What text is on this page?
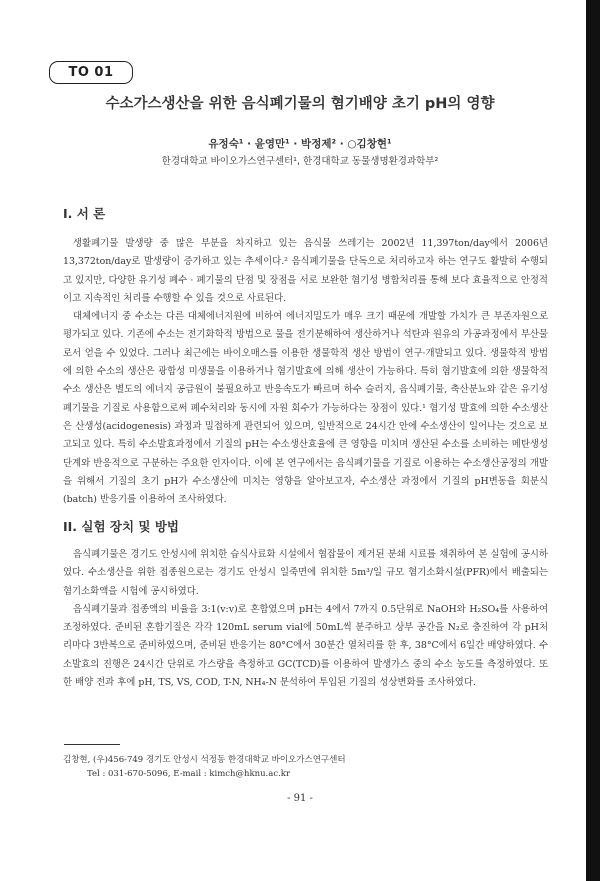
TO 01
수소가스생산을 위한 음식폐기물의 혐기배양 초기 pH의 영향
유정숙¹ · 윤영만¹ · 박정제² · ○김창현¹
한경대학교 바이오가스연구센터¹, 한경대학교 동물생명환경과학부²
I. 서 론

생활폐기물 발생량 중 많은 부분을 차지하고 있는 음식물 쓰레기는 2002년 11,397ton/day에서 2006년 13,372ton/day로 발생량이 증가하고 있는 추세이다.² 음식폐기물을 단독으로 처리하고자 하는 연구도 활발히 수행되고 있지만, 다양한 유기성 폐수 · 폐기물의 단점 및 장점을 서로 보완한 혐기성 병합처리를 통해 보다 효율적으로 안정적이고 지속적인 처리를 수행할 수 있을 것으로 사료된다.

대체에너지 중 수소는 다른 대체에너지원에 비하여 에너지밀도가 매우 크기 때문에 개발할 가치가 큰 부존자원으로 평가되고 있다. 기존에 수소는 전기화학적 방법으로 물을 전기분해하여 생산하거나 석탄과 원유의 가공과정에서 부산물로서 얻을 수 있었다. 그러나 최근에는 바이오매스를 이용한 생물학적 생산 방법이 연구·개발되고 있다. 생물학적 방법에 의한 수소의 생산은 광합성 미생물을 이용하거나 혐기발효에 의해 생산이 가능하다. 특히 혐기발효에 의한 생물학적 수소 생산은 별도의 에너지 공급원이 불필요하고 반응속도가 빠르며 하수 슬러지, 음식폐기물, 축산분뇨와 같은 유기성 폐기물을 기질로 사용함으로써 폐수처리와 동시에 자원 회수가 가능하다는 장점이 있다.¹ 혐기성 발효에 의한 수소생산은 산생성(acidogenesis) 과정과 밀접하게 관련되어 있으며, 일반적으로 24시간 안에 수소생산이 일어나는 것으로 보고되고 있다. 특히 수소발효과정에서 기질의 pH는 수소생산효율에 큰 영향을 미치며 생산된 수소를 소비하는 메탄생성단계와 반응적으로 구분하는 주요한 인자이다. 이에 본 연구에서는 음식폐기물을 기질로 이용하는 수소생산공정의 개발을 위해서 기질의 초기 pH가 수소생산에 미치는 영향을 알아보고자, 수소생산 과정에서 기질의 pH변동을 회분식(batch) 반응기를 이용하여 조사하였다.

II. 실험 장치 및 방법

음식폐기물은 경기도 안성시에 위치한 습식사료화 시설에서 협잡물이 제거된 분쇄 시료를 채취하여 본 실험에 공시하였다. 수소생산을 위한 접종원으로는 경기도 안성시 일죽면에 위치한 5m³/일 규모 혐기소화시설(PFR)에서 배출되는 혐기소화액을 시험에 공시하였다.

음식폐기물과 접종액의 비율을 3:1(v:v)로 혼합였으며 pH는 4에서 7까지 0.5단위로 NaOH와 H₂SO₄를 사용하여 조정하였다. 준비된 혼합기질은 각각 120mL serum vial에 50mL씩 분주하고 상부 공간을 N₂로 충진하여 각 pH처리마다 3반복으로 준비하였으며, 준비된 반응기는 80°C에서 30분간 열처리를 한 후, 38°C에서 6일간 배양하였다. 수소발효의 진행은 24시간 단위로 가스량을 측정하고 GC(TCD)를 이용하여 발생가스 중의 수소 농도를 측정하였다. 또한 배양 전과 후에 pH, TS, VS, COD, T-N, NH₄-N 분석하여 투입된 기질의 성상변화를 조사하였다.

김창현, (우)456-749 경기도 안성시 석정동 한경대학교 바이오가스연구센터
Tel : 031-670-5096, E-mail : kimch@hknu.ac.kr
- 91 -
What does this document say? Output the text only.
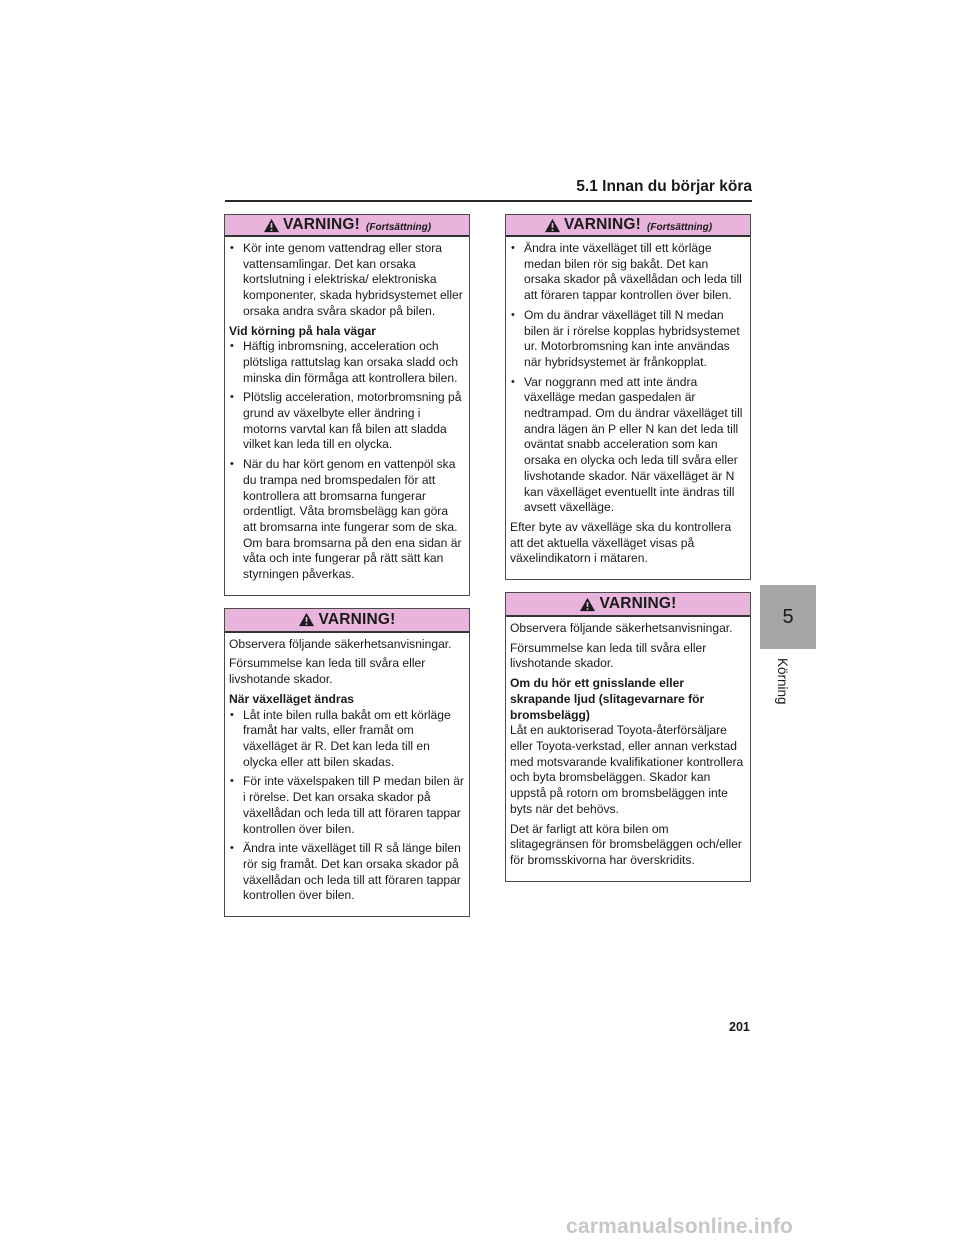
5.1 Innan du börjar köra
VARNING! (Fortsättning)
• Kör inte genom vattendrag eller stora vattensamlingar. Det kan orsaka kortslutning i elektriska/ elektroniska komponenter, skada hybridsystemet eller orsaka andra svåra skador på bilen.

Vid körning på hala vägar

• Häftig inbromsning, acceleration och plötsliga rattutslag kan orsaka sladd och minska din förmåga att kontrollera bilen.
• Plötslig acceleration, motorbromsning på grund av växelbyte eller ändring i motorns varvtal kan få bilen att sladda vilket kan leda till en olycka.
• När du har kört genom en vattenpöl ska du trampa ned bromspedalen för att kontrollera att bromsarna fungerar ordentligt. Våta bromsbelägg kan göra att bromsarna inte fungerar som de ska. Om bara bromsarna på den ena sidan är våta och inte fungerar på rätt sätt kan styrningen påverkas.
VARNING!

Observera följande säkerhetsanvisningar.

Försummelse kan leda till svåra eller livshotande skador.

När växelläget ändras

• Låt inte bilen rulla bakåt om ett körläge framåt har valts, eller framåt om växelläget är R. Det kan leda till en olycka eller att bilen skadas.
• För inte växelspaken till P medan bilen är i rörelse. Det kan orsaka skador på växellådan och leda till att föraren tappar kontrollen över bilen.
• Ändra inte växelläget till R så länge bilen rör sig framåt. Det kan orsaka skador på växellådan och leda till att föraren tappar kontrollen över bilen.
VARNING! (Fortsättning)
• Ändra inte växelläget till ett körläge medan bilen rör sig bakåt. Det kan orsaka skador på växellådan och leda till att föraren tappar kontrollen över bilen.
• Om du ändrar växelläget till N medan bilen är i rörelse kopplas hybridsystemet ur. Motorbromsning kan inte användas när hybridsystemet är frånkopplat.
• Var noggrann med att inte ändra växelläge medan gaspedalen är nedtrampad. Om du ändrar växelläget till andra lägen än P eller N kan det leda till oväntat snabb acceleration som kan orsaka en olycka och leda till svåra eller livshotande skador. När växelläget är N kan växelläget eventuellt inte ändras till avsett växelläge.

Efter byte av växelläge ska du kontrollera att det aktuella växelläget visas på växelindikatorn i mätaren.

VARNING!

Observera följande säkerhetsanvisningar.

Försummelse kan leda till svåra eller livshotande skador.

Om du hör ett gnisslande eller skrapande ljud (slitagevarnare för bromsbelägg)

Låt en auktoriserad Toyota-återförsäljare eller Toyota-verkstad, eller annan verkstad med motsvarande kvalifikationer kontrollera och byta bromsbeläggen. Skador kan uppstå på rotorn om bromsbeläggen inte byts när det behövs.

Det är farligt att köra bilen om slitagegränsen för bromsbeläggen och/eller för bromsskivorna har överskridits.

5
Körning
201
carmanualsonline.info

☆ ☆ ☆ ☆ ☆

→ Assignment
Scan the data above for the string "한경대학교" and copy each line where it appears.

→ Your solution
한경대학교 바이오가스연구센터¹, 한경대학교 동물생명환경과학부²
김창현, (우)456-749 경기도 안성시 석정동 한경대학교 바이오가스연구센터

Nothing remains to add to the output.